## BRIEF
Only lines with the word "Temperature" are needed; collect each of them from the listing below.

## RECORDS FOR THE EXERCISE
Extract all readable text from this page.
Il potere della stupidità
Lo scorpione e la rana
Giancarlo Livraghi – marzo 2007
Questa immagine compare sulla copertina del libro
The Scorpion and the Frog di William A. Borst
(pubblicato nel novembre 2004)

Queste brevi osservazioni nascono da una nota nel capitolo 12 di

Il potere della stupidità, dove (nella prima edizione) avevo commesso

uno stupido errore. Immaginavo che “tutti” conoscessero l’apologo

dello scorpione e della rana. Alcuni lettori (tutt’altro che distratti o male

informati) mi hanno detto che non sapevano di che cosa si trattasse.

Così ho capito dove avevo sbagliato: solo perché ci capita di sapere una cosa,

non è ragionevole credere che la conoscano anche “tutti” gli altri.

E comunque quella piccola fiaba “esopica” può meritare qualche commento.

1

==

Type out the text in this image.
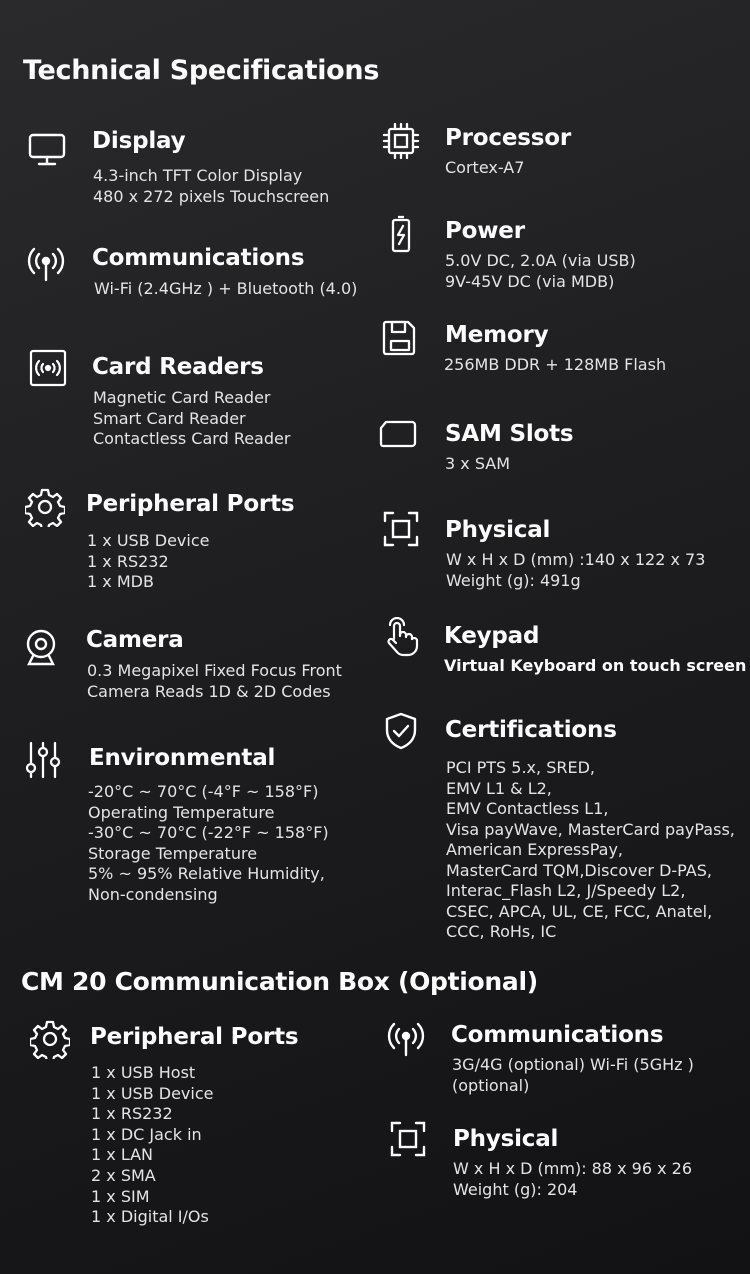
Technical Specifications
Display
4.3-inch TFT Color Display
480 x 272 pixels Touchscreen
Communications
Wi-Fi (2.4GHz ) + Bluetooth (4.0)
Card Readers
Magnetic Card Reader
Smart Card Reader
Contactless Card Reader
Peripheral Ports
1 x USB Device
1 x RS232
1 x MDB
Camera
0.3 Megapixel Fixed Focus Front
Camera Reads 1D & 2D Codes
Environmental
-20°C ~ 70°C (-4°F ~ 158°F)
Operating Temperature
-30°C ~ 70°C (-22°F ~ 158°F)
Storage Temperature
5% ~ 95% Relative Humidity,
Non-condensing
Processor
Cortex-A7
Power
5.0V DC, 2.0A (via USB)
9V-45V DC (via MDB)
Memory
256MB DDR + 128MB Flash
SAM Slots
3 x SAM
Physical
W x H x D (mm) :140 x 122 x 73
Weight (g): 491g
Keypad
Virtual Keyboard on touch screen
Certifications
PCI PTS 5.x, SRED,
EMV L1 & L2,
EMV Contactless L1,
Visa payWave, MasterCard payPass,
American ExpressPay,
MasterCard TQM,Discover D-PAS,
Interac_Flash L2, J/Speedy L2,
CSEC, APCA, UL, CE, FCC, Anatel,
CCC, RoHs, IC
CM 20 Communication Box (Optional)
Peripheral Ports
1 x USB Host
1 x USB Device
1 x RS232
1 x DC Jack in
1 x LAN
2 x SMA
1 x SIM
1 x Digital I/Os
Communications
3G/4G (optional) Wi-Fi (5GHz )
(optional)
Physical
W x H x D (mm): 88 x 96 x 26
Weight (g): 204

## REPLY
Operating Temperature
Storage Temperature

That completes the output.